REQUIREMENT
Select and reproduce each line of the listing below that bears the string "Параметры".

** start of INPUT **

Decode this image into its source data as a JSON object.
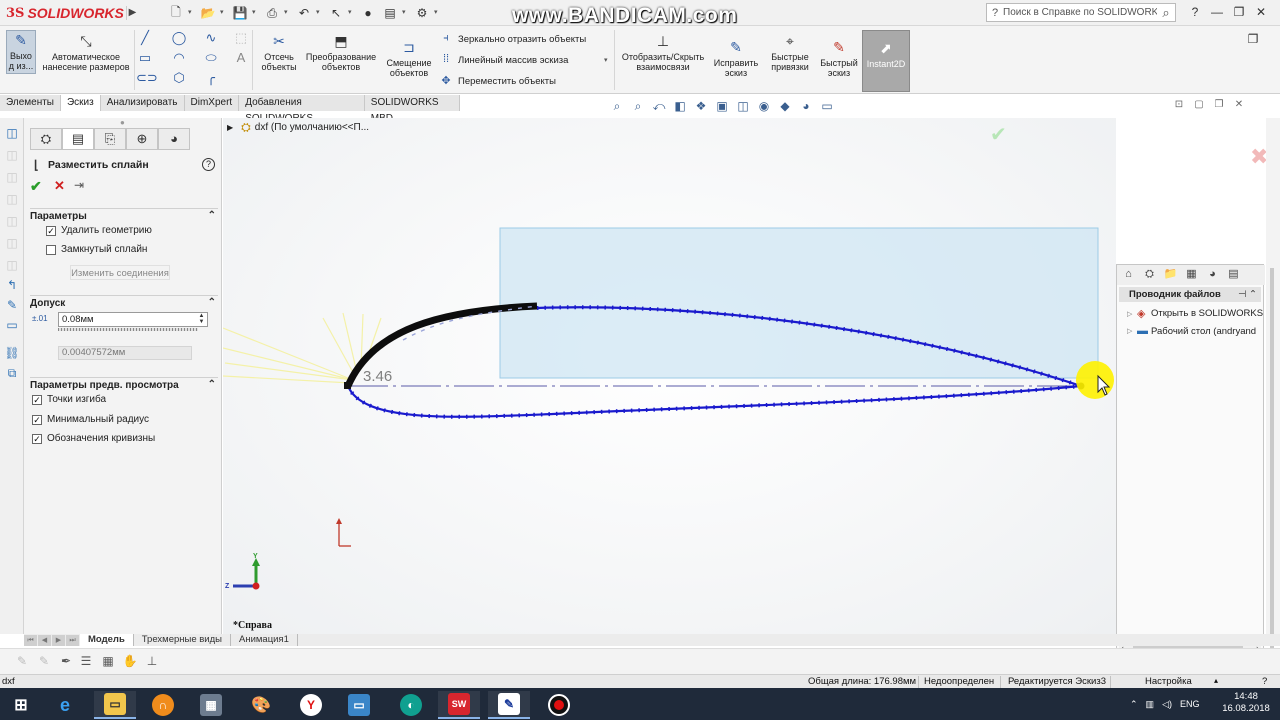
{
  "titlebar": {
    "logo_prefix": "3S",
    "logo_text": "SOLIDWORKS",
    "watermark": "www.BANDICAM.com",
    "help_search_placeholder": "Поиск в Справке по SOLIDWORKS",
    "quick_icons": [
      "new-document-icon",
      "open-icon",
      "save-icon",
      "print-icon",
      "undo-icon",
      "select-icon",
      "traffic-light-icon",
      "file-properties-icon",
      "options-gear-icon"
    ]
  },
  "ribbon": {
    "exit_sketch": "Выхо\nд из...",
    "smart_dimension": "Автоматическое\nнанесение размеров",
    "trim": "Отсечь\nобъекты",
    "convert": "Преобразование\nобъектов",
    "offset": "Смещение\nобъектов",
    "mirror": "Зеркально отразить объекты",
    "linear_pattern": "Линейный массив эскиза",
    "move": "Переместить объекты",
    "display_relations": "Отобразить/Скрыть\nвзаимосвязи",
    "repair_sketch": "Исправить\nэскиз",
    "quick_snaps": "Быстрые\nпривязки",
    "rapid_sketch": "Быстрый\nэскиз",
    "instant2d": "Instant2D"
  },
  "tabs": [
    "Элементы",
    "Эскиз",
    "Анализировать",
    "DimXpert",
    "Добавления SOLIDWORKS",
    "SOLIDWORKS MBD"
  ],
  "active_tab": "Эскиз",
  "feature_tree": {
    "label": "dxf  (По умолчанию<<П..."
  },
  "property_manager": {
    "title": "Разместить сплайн",
    "section_parameters": "Параметры",
    "delete_geometry": "Удалить геометрию",
    "delete_geometry_checked": true,
    "closed_spline": "Замкнутый сплайн",
    "closed_spline_checked": false,
    "change_connections": "Изменить соединения",
    "section_tolerance": "Допуск",
    "tolerance_value": "0.08мм",
    "tolerance_result": "0.00407572мм",
    "section_preview": "Параметры предв. просмотра",
    "inflection_points": "Точки изгиба",
    "inflection_points_checked": true,
    "minimum_radius": "Минимальный радиус",
    "minimum_radius_checked": true,
    "curvature_combs": "Обозначения кривизны",
    "curvature_combs_checked": true
  },
  "graphics": {
    "dimension_label": "3.46",
    "view_name": "*Справа"
  },
  "task_pane": {
    "header": "Проводник файлов",
    "items": [
      "Открыть в SOLIDWORKS",
      "Рабочий стол (andryand"
    ]
  },
  "bottom_tabs": [
    "Модель",
    "Трехмерные виды",
    "Анимация1"
  ],
  "active_bottom_tab": "Модель",
  "statusbar": {
    "file": "dxf",
    "total_length": "Общая длина: 176.98мм",
    "definition": "Недоопределен",
    "editing": "Редактируется Эскиз3",
    "customize": "Настройка"
  },
  "taskbar": {
    "language": "ENG",
    "time": "14:48",
    "date": "16.08.2018",
    "apps": [
      "windows-start-icon",
      "internet-explorer-icon",
      "file-explorer-icon",
      "headphones-app-icon",
      "calculator-icon",
      "paint-icon",
      "yandex-browser-icon",
      "image-viewer-icon",
      "kompas-icon",
      "solidworks-2016-icon",
      "pen-app-icon",
      "bandicam-record-icon"
    ]
  },
  "colors": {
    "spline": "#1a1acd",
    "highlight": "#cfe6f3",
    "accent": "#d8262e",
    "cursor_halo": "#fff200"
  }
}
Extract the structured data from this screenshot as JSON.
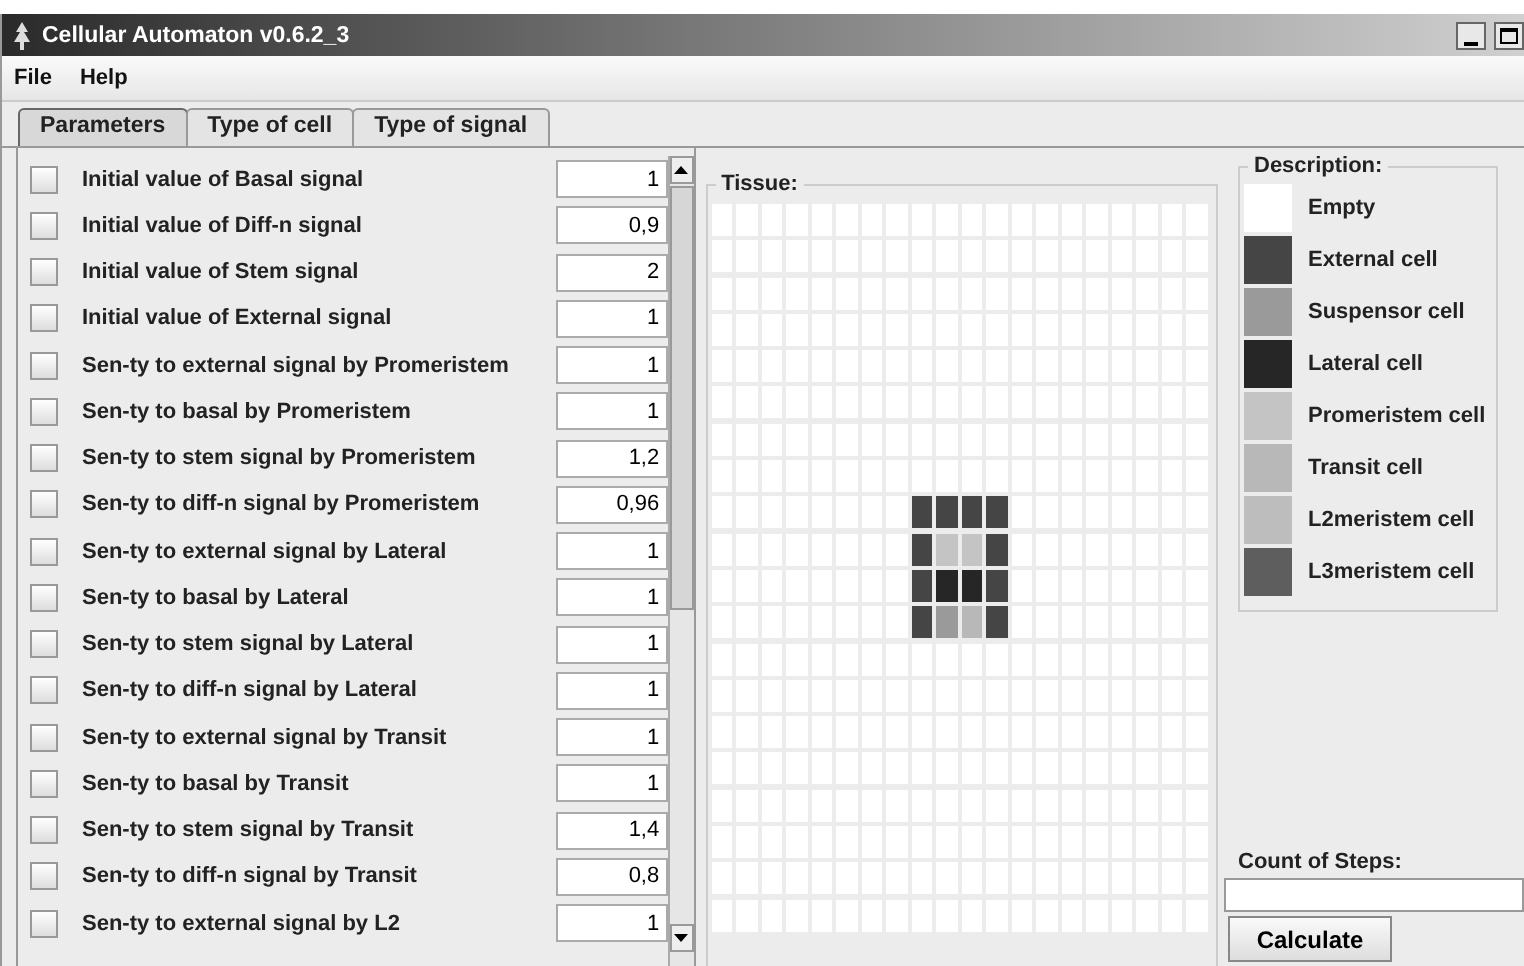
{
  "window": {
    "title": "Cellular Automaton v0.6.2_3"
  },
  "menu": [
    "File",
    "Help"
  ],
  "tabs": [
    {
      "label": "Parameters",
      "selected": true
    },
    {
      "label": "Type of cell",
      "selected": false
    },
    {
      "label": "Type of signal",
      "selected": false
    }
  ],
  "parameters": [
    {
      "label": "Initial value of Basal signal",
      "value": "1",
      "checked": false
    },
    {
      "label": "Initial value of Diff-n signal",
      "value": "0,9",
      "checked": false
    },
    {
      "label": "Initial value of Stem signal",
      "value": "2",
      "checked": false
    },
    {
      "label": "Initial value of External signal",
      "value": "1",
      "checked": false
    },
    {
      "label": "Sen-ty to external signal by Promeristem",
      "value": "1",
      "checked": false
    },
    {
      "label": "Sen-ty to basal by Promeristem",
      "value": "1",
      "checked": false
    },
    {
      "label": "Sen-ty to stem signal by Promeristem",
      "value": "1,2",
      "checked": false
    },
    {
      "label": "Sen-ty to diff-n signal by Promeristem",
      "value": "0,96",
      "checked": false
    },
    {
      "label": "Sen-ty to external signal by Lateral",
      "value": "1",
      "checked": false
    },
    {
      "label": "Sen-ty to basal by Lateral",
      "value": "1",
      "checked": false
    },
    {
      "label": "Sen-ty to stem signal by Lateral",
      "value": "1",
      "checked": false
    },
    {
      "label": "Sen-ty to diff-n signal by Lateral",
      "value": "1",
      "checked": false
    },
    {
      "label": "Sen-ty to external signal by Transit",
      "value": "1",
      "checked": false
    },
    {
      "label": "Sen-ty to basal by Transit",
      "value": "1",
      "checked": false
    },
    {
      "label": "Sen-ty to stem signal by Transit",
      "value": "1,4",
      "checked": false
    },
    {
      "label": "Sen-ty to diff-n signal by Transit",
      "value": "0,8",
      "checked": false
    },
    {
      "label": "Sen-ty to external signal by L2",
      "value": "1",
      "checked": false
    }
  ],
  "tissue": {
    "title": "Tissue:",
    "rows": [
      [
        {
          "kind": "empty"
        },
        {
          "kind": "empty"
        },
        {
          "kind": "empty"
        },
        {
          "kind": "empty"
        },
        {
          "kind": "empty"
        },
        {
          "kind": "empty"
        },
        {
          "kind": "empty"
        },
        {
          "kind": "empty"
        },
        {
          "kind": "empty"
        },
        {
          "kind": "empty"
        },
        {
          "kind": "empty"
        },
        {
          "kind": "empty"
        },
        {
          "kind": "empty"
        },
        {
          "kind": "empty"
        },
        {
          "kind": "empty"
        },
        {
          "kind": "empty"
        },
        {
          "kind": "empty"
        },
        {
          "kind": "empty"
        },
        {
          "kind": "empty"
        },
        {
          "kind": "empty"
        }
      ],
      [
        {
          "kind": "empty"
        },
        {
          "kind": "empty"
        },
        {
          "kind": "empty"
        },
        {
          "kind": "empty"
        },
        {
          "kind": "empty"
        },
        {
          "kind": "empty"
        },
        {
          "kind": "empty"
        },
        {
          "kind": "empty"
        },
        {
          "kind": "empty"
        },
        {
          "kind": "empty"
        },
        {
          "kind": "empty"
        },
        {
          "kind": "empty"
        },
        {
          "kind": "empty"
        },
        {
          "kind": "empty"
        },
        {
          "kind": "empty"
        },
        {
          "kind": "empty"
        },
        {
          "kind": "empty"
        },
        {
          "kind": "empty"
        },
        {
          "kind": "empty"
        },
        {
          "kind": "empty"
        }
      ],
      [
        {
          "kind": "empty"
        },
        {
          "kind": "empty"
        },
        {
          "kind": "empty"
        },
        {
          "kind": "empty"
        },
        {
          "kind": "empty"
        },
        {
          "kind": "empty"
        },
        {
          "kind": "empty"
        },
        {
          "kind": "empty"
        },
        {
          "kind": "empty"
        },
        {
          "kind": "empty"
        },
        {
          "kind": "empty"
        },
        {
          "kind": "empty"
        },
        {
          "kind": "empty"
        },
        {
          "kind": "empty"
        },
        {
          "kind": "empty"
        },
        {
          "kind": "empty"
        },
        {
          "kind": "empty"
        },
        {
          "kind": "empty"
        },
        {
          "kind": "empty"
        },
        {
          "kind": "empty"
        }
      ],
      [
        {
          "kind": "empty"
        },
        {
          "kind": "empty"
        },
        {
          "kind": "empty"
        },
        {
          "kind": "empty"
        },
        {
          "kind": "empty"
        },
        {
          "kind": "empty"
        },
        {
          "kind": "empty"
        },
        {
          "kind": "empty"
        },
        {
          "kind": "empty"
        },
        {
          "kind": "empty"
        },
        {
          "kind": "empty"
        },
        {
          "kind": "empty"
        },
        {
          "kind": "empty"
        },
        {
          "kind": "empty"
        },
        {
          "kind": "empty"
        },
        {
          "kind": "empty"
        },
        {
          "kind": "empty"
        },
        {
          "kind": "empty"
        },
        {
          "kind": "empty"
        },
        {
          "kind": "empty"
        }
      ],
      [
        {
          "kind": "empty"
        },
        {
          "kind": "empty"
        },
        {
          "kind": "empty"
        },
        {
          "kind": "empty"
        },
        {
          "kind": "empty"
        },
        {
          "kind": "empty"
        },
        {
          "kind": "empty"
        },
        {
          "kind": "empty"
        },
        {
          "kind": "empty"
        },
        {
          "kind": "empty"
        },
        {
          "kind": "empty"
        },
        {
          "kind": "empty"
        },
        {
          "kind": "empty"
        },
        {
          "kind": "empty"
        },
        {
          "kind": "empty"
        },
        {
          "kind": "empty"
        },
        {
          "kind": "empty"
        },
        {
          "kind": "empty"
        },
        {
          "kind": "empty"
        },
        {
          "kind": "empty"
        }
      ],
      [
        {
          "kind": "empty"
        },
        {
          "kind": "empty"
        },
        {
          "kind": "empty"
        },
        {
          "kind": "empty"
        },
        {
          "kind": "empty"
        },
        {
          "kind": "empty"
        },
        {
          "kind": "empty"
        },
        {
          "kind": "empty"
        },
        {
          "kind": "empty"
        },
        {
          "kind": "empty"
        },
        {
          "kind": "empty"
        },
        {
          "kind": "empty"
        },
        {
          "kind": "empty"
        },
        {
          "kind": "empty"
        },
        {
          "kind": "empty"
        },
        {
          "kind": "empty"
        },
        {
          "kind": "empty"
        },
        {
          "kind": "empty"
        },
        {
          "kind": "empty"
        },
        {
          "kind": "empty"
        }
      ],
      [
        {
          "kind": "empty"
        },
        {
          "kind": "empty"
        },
        {
          "kind": "empty"
        },
        {
          "kind": "empty"
        },
        {
          "kind": "empty"
        },
        {
          "kind": "empty"
        },
        {
          "kind": "empty"
        },
        {
          "kind": "empty"
        },
        {
          "kind": "empty"
        },
        {
          "kind": "empty"
        },
        {
          "kind": "empty"
        },
        {
          "kind": "empty"
        },
        {
          "kind": "empty"
        },
        {
          "kind": "empty"
        },
        {
          "kind": "empty"
        },
        {
          "kind": "empty"
        },
        {
          "kind": "empty"
        },
        {
          "kind": "empty"
        },
        {
          "kind": "empty"
        },
        {
          "kind": "empty"
        }
      ],
      [
        {
          "kind": "empty"
        },
        {
          "kind": "empty"
        },
        {
          "kind": "empty"
        },
        {
          "kind": "empty"
        },
        {
          "kind": "empty"
        },
        {
          "kind": "empty"
        },
        {
          "kind": "empty"
        },
        {
          "kind": "empty"
        },
        {
          "kind": "empty"
        },
        {
          "kind": "empty"
        },
        {
          "kind": "empty"
        },
        {
          "kind": "empty"
        },
        {
          "kind": "empty"
        },
        {
          "kind": "empty"
        },
        {
          "kind": "empty"
        },
        {
          "kind": "empty"
        },
        {
          "kind": "empty"
        },
        {
          "kind": "empty"
        },
        {
          "kind": "empty"
        },
        {
          "kind": "empty"
        }
      ],
      [
        {
          "kind": "empty"
        },
        {
          "kind": "empty"
        },
        {
          "kind": "empty"
        },
        {
          "kind": "empty"
        },
        {
          "kind": "empty"
        },
        {
          "kind": "empty"
        },
        {
          "kind": "empty"
        },
        {
          "kind": "empty"
        },
        {
          "kind": "external"
        },
        {
          "kind": "external"
        },
        {
          "kind": "external"
        },
        {
          "kind": "external"
        },
        {
          "kind": "empty"
        },
        {
          "kind": "empty"
        },
        {
          "kind": "empty"
        },
        {
          "kind": "empty"
        },
        {
          "kind": "empty"
        },
        {
          "kind": "empty"
        },
        {
          "kind": "empty"
        },
        {
          "kind": "empty"
        }
      ],
      [
        {
          "kind": "empty"
        },
        {
          "kind": "empty"
        },
        {
          "kind": "empty"
        },
        {
          "kind": "empty"
        },
        {
          "kind": "empty"
        },
        {
          "kind": "empty"
        },
        {
          "kind": "empty"
        },
        {
          "kind": "empty"
        },
        {
          "kind": "external"
        },
        {
          "kind": "promeristem"
        },
        {
          "kind": "promeristem"
        },
        {
          "kind": "external"
        },
        {
          "kind": "empty"
        },
        {
          "kind": "empty"
        },
        {
          "kind": "empty"
        },
        {
          "kind": "empty"
        },
        {
          "kind": "empty"
        },
        {
          "kind": "empty"
        },
        {
          "kind": "empty"
        },
        {
          "kind": "empty"
        }
      ],
      [
        {
          "kind": "empty"
        },
        {
          "kind": "empty"
        },
        {
          "kind": "empty"
        },
        {
          "kind": "empty"
        },
        {
          "kind": "empty"
        },
        {
          "kind": "empty"
        },
        {
          "kind": "empty"
        },
        {
          "kind": "empty"
        },
        {
          "kind": "external"
        },
        {
          "kind": "lateral"
        },
        {
          "kind": "lateral"
        },
        {
          "kind": "external"
        },
        {
          "kind": "empty"
        },
        {
          "kind": "empty"
        },
        {
          "kind": "empty"
        },
        {
          "kind": "empty"
        },
        {
          "kind": "empty"
        },
        {
          "kind": "empty"
        },
        {
          "kind": "empty"
        },
        {
          "kind": "empty"
        }
      ],
      [
        {
          "kind": "empty"
        },
        {
          "kind": "empty"
        },
        {
          "kind": "empty"
        },
        {
          "kind": "empty"
        },
        {
          "kind": "empty"
        },
        {
          "kind": "empty"
        },
        {
          "kind": "empty"
        },
        {
          "kind": "empty"
        },
        {
          "kind": "external"
        },
        {
          "kind": "suspensor"
        },
        {
          "kind": "transit"
        },
        {
          "kind": "external"
        },
        {
          "kind": "empty"
        },
        {
          "kind": "empty"
        },
        {
          "kind": "empty"
        },
        {
          "kind": "empty"
        },
        {
          "kind": "empty"
        },
        {
          "kind": "empty"
        },
        {
          "kind": "empty"
        },
        {
          "kind": "empty"
        }
      ],
      [
        {
          "kind": "empty"
        },
        {
          "kind": "empty"
        },
        {
          "kind": "empty"
        },
        {
          "kind": "empty"
        },
        {
          "kind": "empty"
        },
        {
          "kind": "empty"
        },
        {
          "kind": "empty"
        },
        {
          "kind": "empty"
        },
        {
          "kind": "empty"
        },
        {
          "kind": "empty"
        },
        {
          "kind": "empty"
        },
        {
          "kind": "empty"
        },
        {
          "kind": "empty"
        },
        {
          "kind": "empty"
        },
        {
          "kind": "empty"
        },
        {
          "kind": "empty"
        },
        {
          "kind": "empty"
        },
        {
          "kind": "empty"
        },
        {
          "kind": "empty"
        },
        {
          "kind": "empty"
        }
      ],
      [
        {
          "kind": "empty"
        },
        {
          "kind": "empty"
        },
        {
          "kind": "empty"
        },
        {
          "kind": "empty"
        },
        {
          "kind": "empty"
        },
        {
          "kind": "empty"
        },
        {
          "kind": "empty"
        },
        {
          "kind": "empty"
        },
        {
          "kind": "empty"
        },
        {
          "kind": "empty"
        },
        {
          "kind": "empty"
        },
        {
          "kind": "empty"
        },
        {
          "kind": "empty"
        },
        {
          "kind": "empty"
        },
        {
          "kind": "empty"
        },
        {
          "kind": "empty"
        },
        {
          "kind": "empty"
        },
        {
          "kind": "empty"
        },
        {
          "kind": "empty"
        },
        {
          "kind": "empty"
        }
      ],
      [
        {
          "kind": "empty"
        },
        {
          "kind": "empty"
        },
        {
          "kind": "empty"
        },
        {
          "kind": "empty"
        },
        {
          "kind": "empty"
        },
        {
          "kind": "empty"
        },
        {
          "kind": "empty"
        },
        {
          "kind": "empty"
        },
        {
          "kind": "empty"
        },
        {
          "kind": "empty"
        },
        {
          "kind": "empty"
        },
        {
          "kind": "empty"
        },
        {
          "kind": "empty"
        },
        {
          "kind": "empty"
        },
        {
          "kind": "empty"
        },
        {
          "kind": "empty"
        },
        {
          "kind": "empty"
        },
        {
          "kind": "empty"
        },
        {
          "kind": "empty"
        },
        {
          "kind": "empty"
        }
      ],
      [
        {
          "kind": "empty"
        },
        {
          "kind": "empty"
        },
        {
          "kind": "empty"
        },
        {
          "kind": "empty"
        },
        {
          "kind": "empty"
        },
        {
          "kind": "empty"
        },
        {
          "kind": "empty"
        },
        {
          "kind": "empty"
        },
        {
          "kind": "empty"
        },
        {
          "kind": "empty"
        },
        {
          "kind": "empty"
        },
        {
          "kind": "empty"
        },
        {
          "kind": "empty"
        },
        {
          "kind": "empty"
        },
        {
          "kind": "empty"
        },
        {
          "kind": "empty"
        },
        {
          "kind": "empty"
        },
        {
          "kind": "empty"
        },
        {
          "kind": "empty"
        },
        {
          "kind": "empty"
        }
      ],
      [
        {
          "kind": "empty"
        },
        {
          "kind": "empty"
        },
        {
          "kind": "empty"
        },
        {
          "kind": "empty"
        },
        {
          "kind": "empty"
        },
        {
          "kind": "empty"
        },
        {
          "kind": "empty"
        },
        {
          "kind": "empty"
        },
        {
          "kind": "empty"
        },
        {
          "kind": "empty"
        },
        {
          "kind": "empty"
        },
        {
          "kind": "empty"
        },
        {
          "kind": "empty"
        },
        {
          "kind": "empty"
        },
        {
          "kind": "empty"
        },
        {
          "kind": "empty"
        },
        {
          "kind": "empty"
        },
        {
          "kind": "empty"
        },
        {
          "kind": "empty"
        },
        {
          "kind": "empty"
        }
      ],
      [
        {
          "kind": "empty"
        },
        {
          "kind": "empty"
        },
        {
          "kind": "empty"
        },
        {
          "kind": "empty"
        },
        {
          "kind": "empty"
        },
        {
          "kind": "empty"
        },
        {
          "kind": "empty"
        },
        {
          "kind": "empty"
        },
        {
          "kind": "empty"
        },
        {
          "kind": "empty"
        },
        {
          "kind": "empty"
        },
        {
          "kind": "empty"
        },
        {
          "kind": "empty"
        },
        {
          "kind": "empty"
        },
        {
          "kind": "empty"
        },
        {
          "kind": "empty"
        },
        {
          "kind": "empty"
        },
        {
          "kind": "empty"
        },
        {
          "kind": "empty"
        },
        {
          "kind": "empty"
        }
      ],
      [
        {
          "kind": "empty"
        },
        {
          "kind": "empty"
        },
        {
          "kind": "empty"
        },
        {
          "kind": "empty"
        },
        {
          "kind": "empty"
        },
        {
          "kind": "empty"
        },
        {
          "kind": "empty"
        },
        {
          "kind": "empty"
        },
        {
          "kind": "empty"
        },
        {
          "kind": "empty"
        },
        {
          "kind": "empty"
        },
        {
          "kind": "empty"
        },
        {
          "kind": "empty"
        },
        {
          "kind": "empty"
        },
        {
          "kind": "empty"
        },
        {
          "kind": "empty"
        },
        {
          "kind": "empty"
        },
        {
          "kind": "empty"
        },
        {
          "kind": "empty"
        },
        {
          "kind": "empty"
        }
      ],
      [
        {
          "kind": "empty"
        },
        {
          "kind": "empty"
        },
        {
          "kind": "empty"
        },
        {
          "kind": "empty"
        },
        {
          "kind": "empty"
        },
        {
          "kind": "empty"
        },
        {
          "kind": "empty"
        },
        {
          "kind": "empty"
        },
        {
          "kind": "empty"
        },
        {
          "kind": "empty"
        },
        {
          "kind": "empty"
        },
        {
          "kind": "empty"
        },
        {
          "kind": "empty"
        },
        {
          "kind": "empty"
        },
        {
          "kind": "empty"
        },
        {
          "kind": "empty"
        },
        {
          "kind": "empty"
        },
        {
          "kind": "empty"
        },
        {
          "kind": "empty"
        },
        {
          "kind": "empty"
        }
      ]
    ]
  },
  "description": {
    "title": "Description:",
    "items": [
      {
        "label": "Empty",
        "color": "#ffffff"
      },
      {
        "label": "External cell",
        "color": "#454545"
      },
      {
        "label": "Suspensor cell",
        "color": "#9a9a9a"
      },
      {
        "label": "Lateral cell",
        "color": "#262626"
      },
      {
        "label": "Promeristem cell",
        "color": "#c4c4c4"
      },
      {
        "label": "Transit cell",
        "color": "#b8b8b8"
      },
      {
        "label": "L2meristem cell",
        "color": "#bdbdbd"
      },
      {
        "label": "L3meristem cell",
        "color": "#5e5e5e"
      }
    ]
  },
  "steps": {
    "label": "Count of Steps:"
  },
  "calculate": {
    "label": "Calculate"
  }
}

** end of INPUT **

SOLUTION FOR THIS TASK
    "section_parameters": "Параметры",
    "section_preview": "Параметры предв. просмотра",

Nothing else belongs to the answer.